**SELECTED EXTRACT:**
===============
Principle:Risingwavelabs Risingwave External Query Engine Integration
| Knowledge Sources | |
|---|---|
| Domains | Data_Lake, Query_Processing, Interoperability |
| Last Updated | 2026-02-09 07:00 GMT |
Overview
A data interoperability mechanism that enables external query engines (Presto, Trino, Spark) to read streaming results written to Iceberg tables by RisingWave.
Description
External Query Engine Integration closes the loop in a real-time lakehouse architecture. After RisingWave writes streaming data to Iceberg tables, external analytical engines can query those same tables using their native SQL interfaces. This provides:
- Decoupled compute: Different query engines can read the same data without coordinating with RisingWave
- Ecosystem compatibility: Organizations can use their existing Spark/Trino/Presto infrastructure
- Historical analytics: Query the complete history of streaming results, not just the latest snapshot
The integration relies on the Iceberg table format as a universal contract — any engine with an Iceberg connector can read the tables.
Usage
Use external query engine integration when:
- Running complex analytical queries that benefit from Spark/Trino optimizations
- Providing data access to teams using non-PostgreSQL tools
- Building reports that combine streaming and historical data
- Validating Iceberg sink output in integration tests
Theoretical Basis
Architecture:
RisingWave (streaming) → Iceberg Tables (S3/MinIO)
↑
Presto/Trino/Spark (batch) ─────┘
Query Flow:
1. External engine connects to Iceberg catalog
2. Reads table metadata (schema, partitions, snapshots)
3. Plans query over Parquet data files
4. Executes distributed scan on object storage
5. Returns results to user
===============
**RECORDS FOR THE TASK:**
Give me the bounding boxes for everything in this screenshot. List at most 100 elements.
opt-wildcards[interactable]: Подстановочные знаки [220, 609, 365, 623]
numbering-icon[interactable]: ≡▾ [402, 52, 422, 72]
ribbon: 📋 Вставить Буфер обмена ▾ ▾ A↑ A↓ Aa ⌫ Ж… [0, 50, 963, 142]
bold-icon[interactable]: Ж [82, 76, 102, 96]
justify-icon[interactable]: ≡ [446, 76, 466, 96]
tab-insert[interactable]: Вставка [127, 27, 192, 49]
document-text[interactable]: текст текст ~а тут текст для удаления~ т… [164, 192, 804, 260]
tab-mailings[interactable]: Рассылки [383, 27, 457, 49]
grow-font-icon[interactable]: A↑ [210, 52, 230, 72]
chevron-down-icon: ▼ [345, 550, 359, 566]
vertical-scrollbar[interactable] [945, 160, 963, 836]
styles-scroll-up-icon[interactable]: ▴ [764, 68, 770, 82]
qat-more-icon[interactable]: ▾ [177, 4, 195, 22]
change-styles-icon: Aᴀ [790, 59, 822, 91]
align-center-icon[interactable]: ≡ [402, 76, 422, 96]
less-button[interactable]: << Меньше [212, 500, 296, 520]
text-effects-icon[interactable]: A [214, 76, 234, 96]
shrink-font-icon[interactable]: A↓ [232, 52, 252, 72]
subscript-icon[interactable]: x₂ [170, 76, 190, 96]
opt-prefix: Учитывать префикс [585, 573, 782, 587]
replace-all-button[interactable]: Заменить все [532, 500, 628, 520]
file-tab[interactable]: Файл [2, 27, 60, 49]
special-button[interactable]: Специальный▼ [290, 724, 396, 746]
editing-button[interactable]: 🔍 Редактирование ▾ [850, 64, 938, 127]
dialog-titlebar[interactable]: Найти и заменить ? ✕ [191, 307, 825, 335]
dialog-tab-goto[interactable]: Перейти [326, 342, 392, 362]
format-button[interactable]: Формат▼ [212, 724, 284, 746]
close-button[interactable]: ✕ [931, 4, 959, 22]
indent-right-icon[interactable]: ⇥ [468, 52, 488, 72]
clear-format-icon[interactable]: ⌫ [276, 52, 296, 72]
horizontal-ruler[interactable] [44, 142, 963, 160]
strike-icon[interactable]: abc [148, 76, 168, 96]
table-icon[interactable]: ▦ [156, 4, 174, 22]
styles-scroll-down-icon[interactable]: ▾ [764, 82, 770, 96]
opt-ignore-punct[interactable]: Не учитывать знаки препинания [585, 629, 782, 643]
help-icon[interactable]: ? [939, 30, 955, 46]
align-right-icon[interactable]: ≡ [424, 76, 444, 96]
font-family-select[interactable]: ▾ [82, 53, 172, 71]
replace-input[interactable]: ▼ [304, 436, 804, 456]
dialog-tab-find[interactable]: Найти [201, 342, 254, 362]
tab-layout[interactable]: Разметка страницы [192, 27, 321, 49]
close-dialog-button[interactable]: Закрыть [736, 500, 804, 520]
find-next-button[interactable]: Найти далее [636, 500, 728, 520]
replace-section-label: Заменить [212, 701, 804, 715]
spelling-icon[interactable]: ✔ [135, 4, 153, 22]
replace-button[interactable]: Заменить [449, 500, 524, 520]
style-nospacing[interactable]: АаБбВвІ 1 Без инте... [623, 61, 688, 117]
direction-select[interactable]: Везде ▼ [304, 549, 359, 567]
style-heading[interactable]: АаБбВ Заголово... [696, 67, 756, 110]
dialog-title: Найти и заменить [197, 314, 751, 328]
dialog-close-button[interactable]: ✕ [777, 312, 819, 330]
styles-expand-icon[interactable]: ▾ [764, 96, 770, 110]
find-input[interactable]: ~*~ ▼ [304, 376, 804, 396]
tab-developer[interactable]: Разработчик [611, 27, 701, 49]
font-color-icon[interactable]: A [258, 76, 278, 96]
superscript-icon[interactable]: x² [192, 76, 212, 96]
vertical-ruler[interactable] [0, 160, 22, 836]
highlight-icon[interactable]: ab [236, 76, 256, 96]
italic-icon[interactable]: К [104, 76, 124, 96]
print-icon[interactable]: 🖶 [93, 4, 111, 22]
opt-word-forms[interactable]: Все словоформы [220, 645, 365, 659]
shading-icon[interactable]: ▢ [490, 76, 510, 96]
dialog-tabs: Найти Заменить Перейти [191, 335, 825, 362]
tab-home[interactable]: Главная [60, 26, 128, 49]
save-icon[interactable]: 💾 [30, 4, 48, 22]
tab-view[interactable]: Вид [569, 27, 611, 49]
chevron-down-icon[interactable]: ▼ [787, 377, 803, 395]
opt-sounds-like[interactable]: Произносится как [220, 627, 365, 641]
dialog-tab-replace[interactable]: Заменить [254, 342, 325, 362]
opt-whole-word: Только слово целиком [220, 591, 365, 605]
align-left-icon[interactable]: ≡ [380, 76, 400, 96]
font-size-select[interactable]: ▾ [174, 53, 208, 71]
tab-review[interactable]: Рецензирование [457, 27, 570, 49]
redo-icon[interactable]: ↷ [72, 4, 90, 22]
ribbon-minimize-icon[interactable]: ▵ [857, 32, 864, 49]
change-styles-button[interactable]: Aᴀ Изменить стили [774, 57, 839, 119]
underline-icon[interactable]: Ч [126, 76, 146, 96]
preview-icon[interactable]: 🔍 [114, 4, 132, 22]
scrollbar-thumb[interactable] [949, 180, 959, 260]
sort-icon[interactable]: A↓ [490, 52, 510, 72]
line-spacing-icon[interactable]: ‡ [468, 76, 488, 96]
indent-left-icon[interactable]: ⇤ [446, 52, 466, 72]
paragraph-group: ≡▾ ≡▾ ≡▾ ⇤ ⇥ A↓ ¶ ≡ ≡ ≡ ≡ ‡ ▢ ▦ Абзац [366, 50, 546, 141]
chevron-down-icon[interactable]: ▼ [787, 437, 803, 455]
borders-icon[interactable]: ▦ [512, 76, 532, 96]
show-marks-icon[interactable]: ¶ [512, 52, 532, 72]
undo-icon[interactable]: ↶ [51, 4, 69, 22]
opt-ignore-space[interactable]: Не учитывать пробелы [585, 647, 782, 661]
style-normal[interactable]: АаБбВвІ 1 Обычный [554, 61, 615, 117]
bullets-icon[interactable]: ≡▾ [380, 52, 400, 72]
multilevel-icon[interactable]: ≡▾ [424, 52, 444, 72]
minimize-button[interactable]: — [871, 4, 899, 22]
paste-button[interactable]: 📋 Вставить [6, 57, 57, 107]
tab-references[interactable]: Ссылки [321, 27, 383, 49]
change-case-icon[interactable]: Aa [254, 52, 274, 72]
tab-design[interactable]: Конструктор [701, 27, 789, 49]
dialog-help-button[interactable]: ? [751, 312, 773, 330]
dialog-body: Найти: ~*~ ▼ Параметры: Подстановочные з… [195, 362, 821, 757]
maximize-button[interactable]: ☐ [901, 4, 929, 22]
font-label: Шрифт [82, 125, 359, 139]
===============
**GOAL 1:** In the RisingWave integration page, what serves as the universal contract that lets any engine read the tables?
**GOAL 2:** Please output the stretch of rows from the first line through the line containing "ribbon: 📋 Вставить", both ends included, unchanged.

**TASK RESPONSE 1:** The Iceberg table format.

**TASK RESPONSE 2:**
Give me the bounding boxes for everything in this screenshot. List at most 100 elements.
opt-wildcards[interactable]: Подстановочные знаки [220, 609, 365, 623]
numbering-icon[interactable]: ≡▾ [402, 52, 422, 72]
ribbon: 📋 Вставить Буфер обмена ▾ ▾ A↑ A↓ Aa ⌫ Ж… [0, 50, 963, 142]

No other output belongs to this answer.